Without the pictures, can you quote each line below exactly?

Raw data:
begin

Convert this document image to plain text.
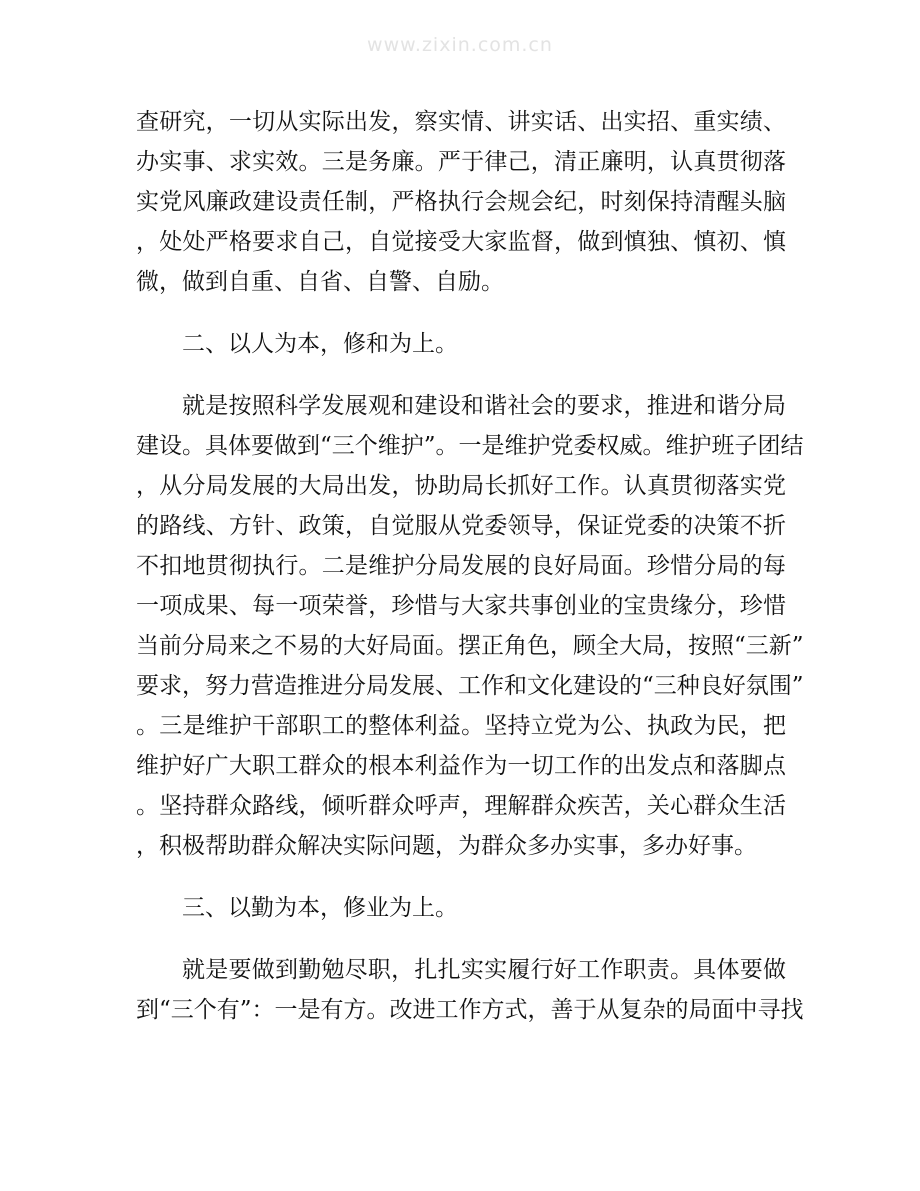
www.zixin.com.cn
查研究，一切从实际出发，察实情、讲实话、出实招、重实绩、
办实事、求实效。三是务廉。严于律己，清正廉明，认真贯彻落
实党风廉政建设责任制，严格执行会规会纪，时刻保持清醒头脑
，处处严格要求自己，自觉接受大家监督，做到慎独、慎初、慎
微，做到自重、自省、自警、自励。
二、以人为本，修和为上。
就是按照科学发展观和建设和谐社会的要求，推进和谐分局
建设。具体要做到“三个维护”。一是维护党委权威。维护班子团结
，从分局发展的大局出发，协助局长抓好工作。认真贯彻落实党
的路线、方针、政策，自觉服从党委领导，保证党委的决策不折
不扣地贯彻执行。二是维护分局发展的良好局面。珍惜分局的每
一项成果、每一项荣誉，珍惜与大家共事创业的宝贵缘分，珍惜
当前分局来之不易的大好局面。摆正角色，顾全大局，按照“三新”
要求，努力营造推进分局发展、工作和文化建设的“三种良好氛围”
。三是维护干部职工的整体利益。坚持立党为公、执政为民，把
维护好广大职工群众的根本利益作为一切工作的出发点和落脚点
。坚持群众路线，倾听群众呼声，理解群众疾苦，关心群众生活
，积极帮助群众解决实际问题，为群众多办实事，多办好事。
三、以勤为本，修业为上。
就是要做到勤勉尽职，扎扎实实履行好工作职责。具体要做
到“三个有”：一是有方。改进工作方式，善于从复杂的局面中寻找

end

Answer in full:
Convert this document image to plain text.
www.zixin.com.cn
查研究，一切从实际出发，察实情、讲实话、出实招、重实绩、
办实事、求实效。三是务廉。严于律己，清正廉明，认真贯彻落
实党风廉政建设责任制，严格执行会规会纪，时刻保持清醒头脑
，处处严格要求自己，自觉接受大家监督，做到慎独、慎初、慎
微，做到自重、自省、自警、自励。
二、以人为本，修和为上。
就是按照科学发展观和建设和谐社会的要求，推进和谐分局
建设。具体要做到“三个维护”。一是维护党委权威。维护班子团结
，从分局发展的大局出发，协助局长抓好工作。认真贯彻落实党
的路线、方针、政策，自觉服从党委领导，保证党委的决策不折
不扣地贯彻执行。二是维护分局发展的良好局面。珍惜分局的每
一项成果、每一项荣誉，珍惜与大家共事创业的宝贵缘分，珍惜
当前分局来之不易的大好局面。摆正角色，顾全大局，按照“三新”
要求，努力营造推进分局发展、工作和文化建设的“三种良好氛围”
。三是维护干部职工的整体利益。坚持立党为公、执政为民，把
维护好广大职工群众的根本利益作为一切工作的出发点和落脚点
。坚持群众路线，倾听群众呼声，理解群众疾苦，关心群众生活
，积极帮助群众解决实际问题，为群众多办实事，多办好事。
三、以勤为本，修业为上。
就是要做到勤勉尽职，扎扎实实履行好工作职责。具体要做
到“三个有”：一是有方。改进工作方式，善于从复杂的局面中寻找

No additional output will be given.